Select and copy out every line in the records containing "values".
-- START RECORDS SHOWN --
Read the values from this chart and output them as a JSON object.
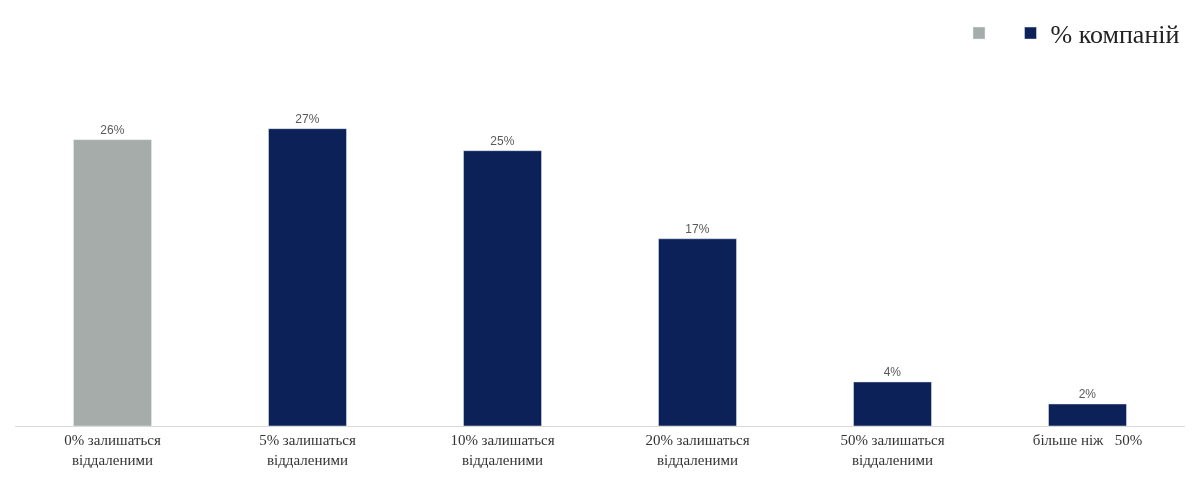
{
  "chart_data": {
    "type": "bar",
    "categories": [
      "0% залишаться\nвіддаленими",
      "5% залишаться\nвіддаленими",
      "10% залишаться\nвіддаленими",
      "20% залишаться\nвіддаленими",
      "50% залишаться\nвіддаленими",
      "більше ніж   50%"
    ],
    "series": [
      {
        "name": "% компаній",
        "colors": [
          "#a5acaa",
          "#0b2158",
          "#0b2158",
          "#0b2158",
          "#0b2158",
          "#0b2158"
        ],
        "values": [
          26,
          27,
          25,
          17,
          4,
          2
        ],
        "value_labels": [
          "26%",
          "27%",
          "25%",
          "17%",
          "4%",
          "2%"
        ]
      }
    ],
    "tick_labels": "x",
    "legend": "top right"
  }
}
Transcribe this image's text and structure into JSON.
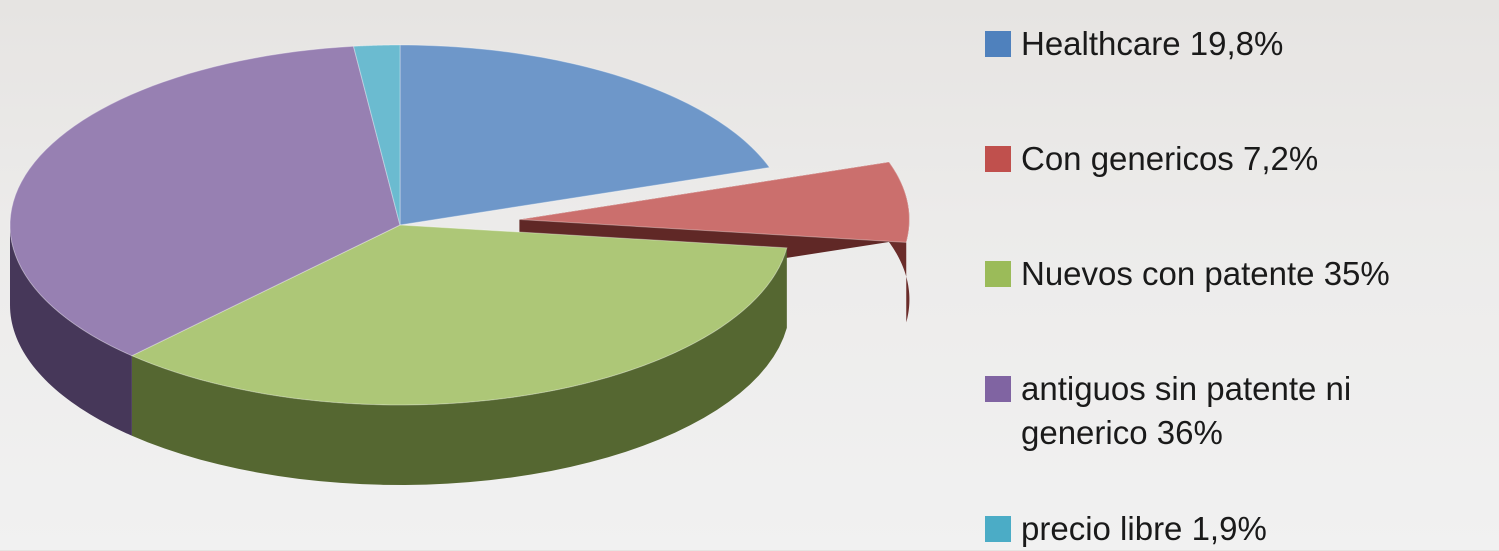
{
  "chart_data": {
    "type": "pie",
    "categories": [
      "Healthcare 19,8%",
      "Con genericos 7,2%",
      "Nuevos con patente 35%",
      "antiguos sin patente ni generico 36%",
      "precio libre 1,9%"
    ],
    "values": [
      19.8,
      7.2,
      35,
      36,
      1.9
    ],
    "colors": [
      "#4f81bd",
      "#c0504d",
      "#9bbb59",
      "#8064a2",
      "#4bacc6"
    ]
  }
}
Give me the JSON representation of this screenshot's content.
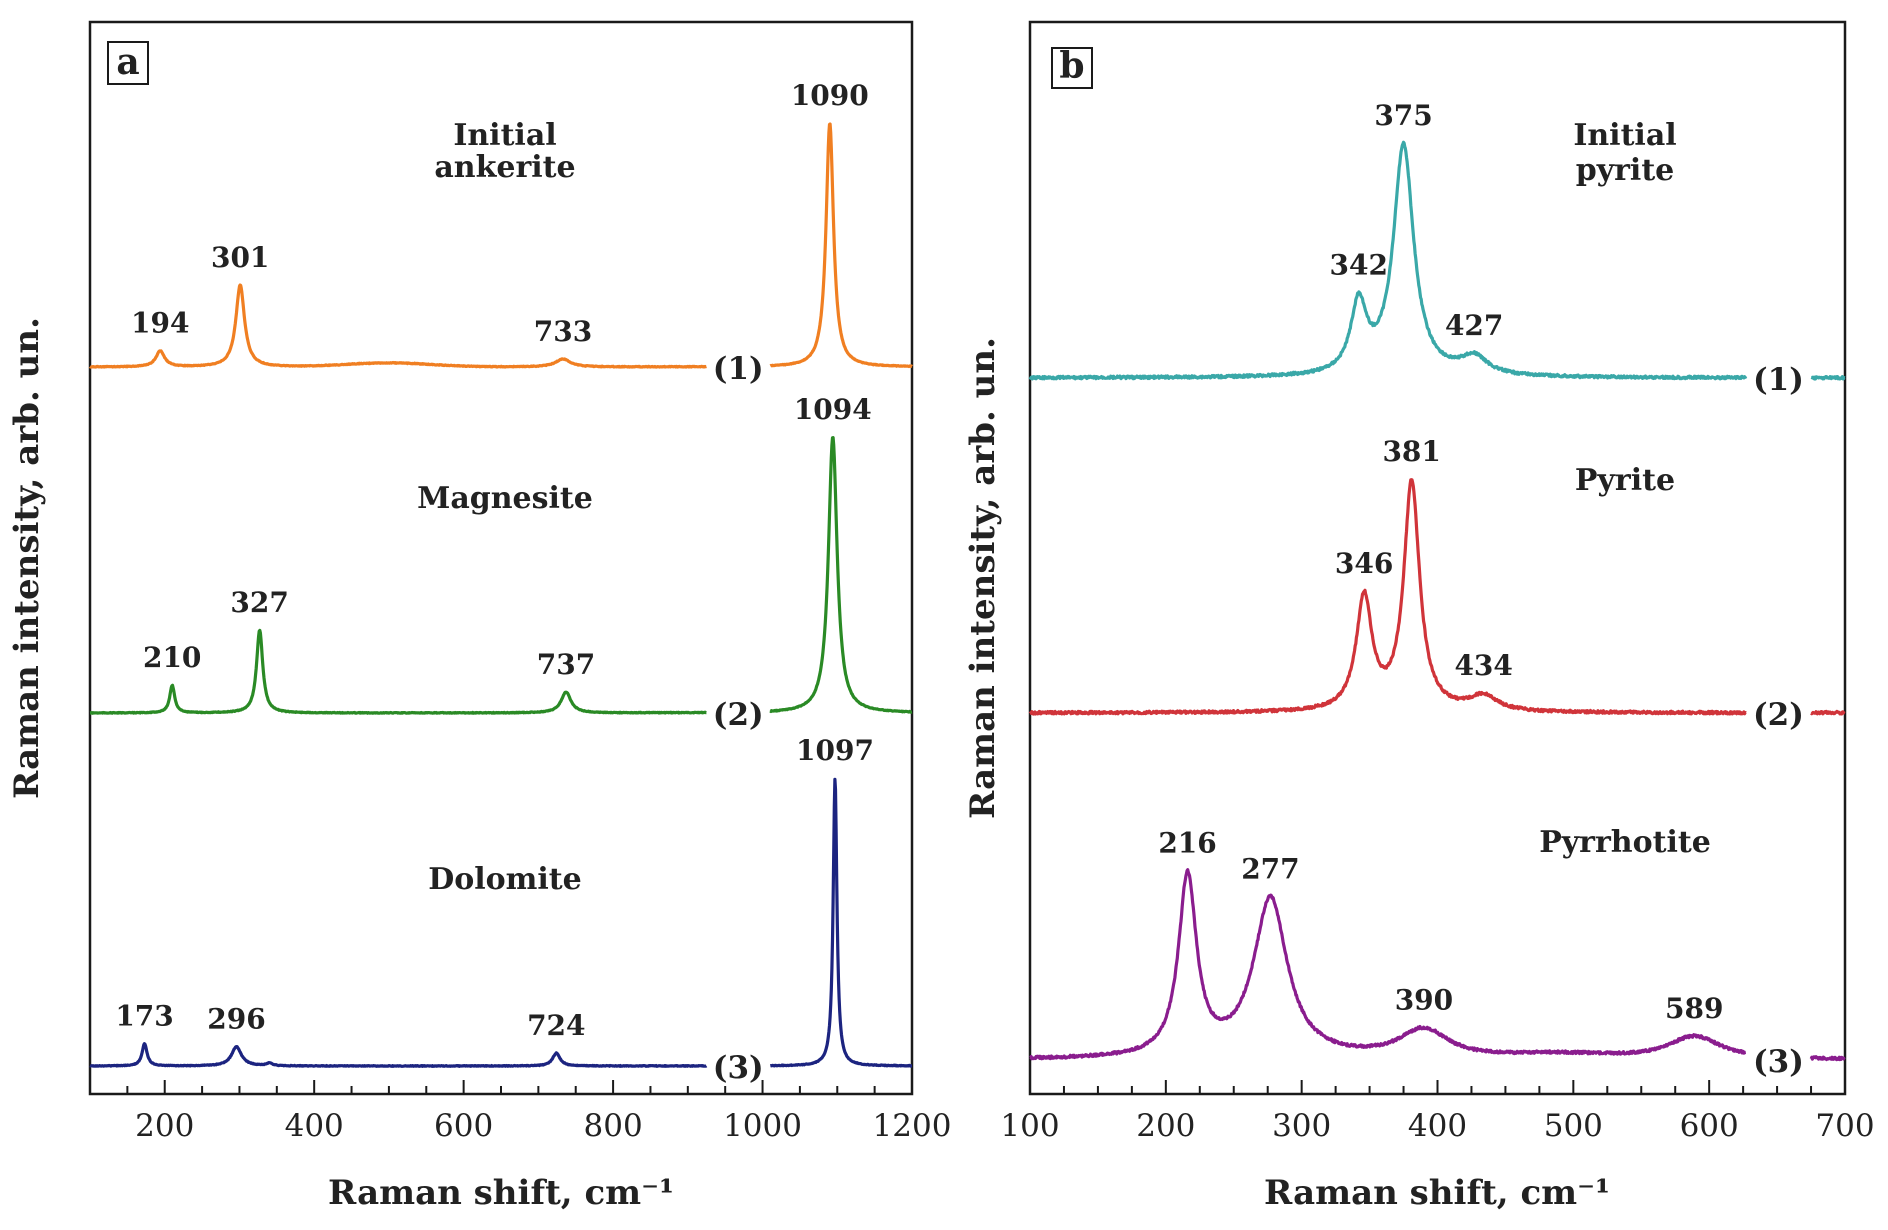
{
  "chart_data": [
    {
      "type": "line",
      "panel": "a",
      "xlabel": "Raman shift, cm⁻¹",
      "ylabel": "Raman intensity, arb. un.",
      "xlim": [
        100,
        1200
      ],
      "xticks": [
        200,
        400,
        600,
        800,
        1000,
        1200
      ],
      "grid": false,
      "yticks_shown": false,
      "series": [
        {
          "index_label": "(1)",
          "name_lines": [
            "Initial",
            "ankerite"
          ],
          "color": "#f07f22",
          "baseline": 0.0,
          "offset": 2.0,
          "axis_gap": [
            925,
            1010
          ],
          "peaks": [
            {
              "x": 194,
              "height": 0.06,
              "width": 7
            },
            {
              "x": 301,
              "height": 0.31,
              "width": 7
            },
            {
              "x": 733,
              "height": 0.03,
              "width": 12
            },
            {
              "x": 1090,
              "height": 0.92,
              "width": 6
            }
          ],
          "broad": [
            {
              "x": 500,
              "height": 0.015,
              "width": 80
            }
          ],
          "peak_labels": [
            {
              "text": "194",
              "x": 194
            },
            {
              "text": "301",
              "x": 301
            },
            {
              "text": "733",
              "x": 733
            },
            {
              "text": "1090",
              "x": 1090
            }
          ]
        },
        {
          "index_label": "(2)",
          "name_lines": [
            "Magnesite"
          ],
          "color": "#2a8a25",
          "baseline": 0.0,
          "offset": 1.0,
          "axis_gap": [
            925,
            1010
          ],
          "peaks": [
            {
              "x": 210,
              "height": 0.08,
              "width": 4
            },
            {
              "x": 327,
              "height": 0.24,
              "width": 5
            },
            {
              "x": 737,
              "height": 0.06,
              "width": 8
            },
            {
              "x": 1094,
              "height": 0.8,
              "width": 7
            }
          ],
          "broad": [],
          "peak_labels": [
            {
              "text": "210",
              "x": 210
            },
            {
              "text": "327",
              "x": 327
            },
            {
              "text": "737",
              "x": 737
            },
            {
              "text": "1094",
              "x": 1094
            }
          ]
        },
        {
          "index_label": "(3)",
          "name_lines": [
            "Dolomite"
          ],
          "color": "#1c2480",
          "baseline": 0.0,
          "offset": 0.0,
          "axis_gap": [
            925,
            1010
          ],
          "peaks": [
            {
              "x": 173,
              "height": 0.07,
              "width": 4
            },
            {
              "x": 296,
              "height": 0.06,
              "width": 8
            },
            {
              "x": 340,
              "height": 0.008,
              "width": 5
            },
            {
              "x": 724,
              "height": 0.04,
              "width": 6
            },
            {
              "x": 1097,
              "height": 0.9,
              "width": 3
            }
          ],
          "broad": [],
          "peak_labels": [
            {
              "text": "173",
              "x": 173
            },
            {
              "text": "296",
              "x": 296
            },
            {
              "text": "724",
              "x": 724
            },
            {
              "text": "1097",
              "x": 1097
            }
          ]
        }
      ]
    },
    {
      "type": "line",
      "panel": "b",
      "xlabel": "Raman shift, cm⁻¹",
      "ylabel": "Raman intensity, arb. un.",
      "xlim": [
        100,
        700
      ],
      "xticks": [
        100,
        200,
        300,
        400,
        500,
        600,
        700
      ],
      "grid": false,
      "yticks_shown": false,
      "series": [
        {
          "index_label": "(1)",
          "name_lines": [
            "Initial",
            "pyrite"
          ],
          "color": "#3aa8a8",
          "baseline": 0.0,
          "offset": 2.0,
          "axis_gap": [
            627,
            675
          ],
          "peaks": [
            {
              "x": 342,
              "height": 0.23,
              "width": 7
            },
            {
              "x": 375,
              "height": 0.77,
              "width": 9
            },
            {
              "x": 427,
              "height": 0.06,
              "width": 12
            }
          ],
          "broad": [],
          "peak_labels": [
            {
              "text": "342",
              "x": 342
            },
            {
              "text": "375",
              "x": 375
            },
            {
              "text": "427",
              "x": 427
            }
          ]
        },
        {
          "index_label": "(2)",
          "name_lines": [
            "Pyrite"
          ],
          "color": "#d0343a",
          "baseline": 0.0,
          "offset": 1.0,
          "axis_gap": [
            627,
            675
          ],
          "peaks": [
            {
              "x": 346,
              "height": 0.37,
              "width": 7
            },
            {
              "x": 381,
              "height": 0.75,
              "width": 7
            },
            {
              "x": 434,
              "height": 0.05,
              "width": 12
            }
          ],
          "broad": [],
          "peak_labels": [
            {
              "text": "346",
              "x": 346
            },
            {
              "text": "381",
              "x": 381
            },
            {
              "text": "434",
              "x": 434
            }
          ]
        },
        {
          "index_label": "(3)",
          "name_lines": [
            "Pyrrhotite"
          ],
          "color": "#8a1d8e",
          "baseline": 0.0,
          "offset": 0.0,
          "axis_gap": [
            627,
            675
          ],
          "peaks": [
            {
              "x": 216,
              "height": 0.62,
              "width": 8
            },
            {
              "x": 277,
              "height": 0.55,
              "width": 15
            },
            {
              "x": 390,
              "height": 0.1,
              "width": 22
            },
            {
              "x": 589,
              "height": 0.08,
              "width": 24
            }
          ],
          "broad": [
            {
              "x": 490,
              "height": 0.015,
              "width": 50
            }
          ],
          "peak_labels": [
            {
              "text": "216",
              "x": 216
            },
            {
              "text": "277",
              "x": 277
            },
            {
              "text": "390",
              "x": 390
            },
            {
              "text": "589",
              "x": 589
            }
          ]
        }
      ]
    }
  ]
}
-- END RECORDS SHOWN --
COMPLETE RESPONSE:
Read the values from this chart and output them as a JSON object.
        "values": [
    "values": [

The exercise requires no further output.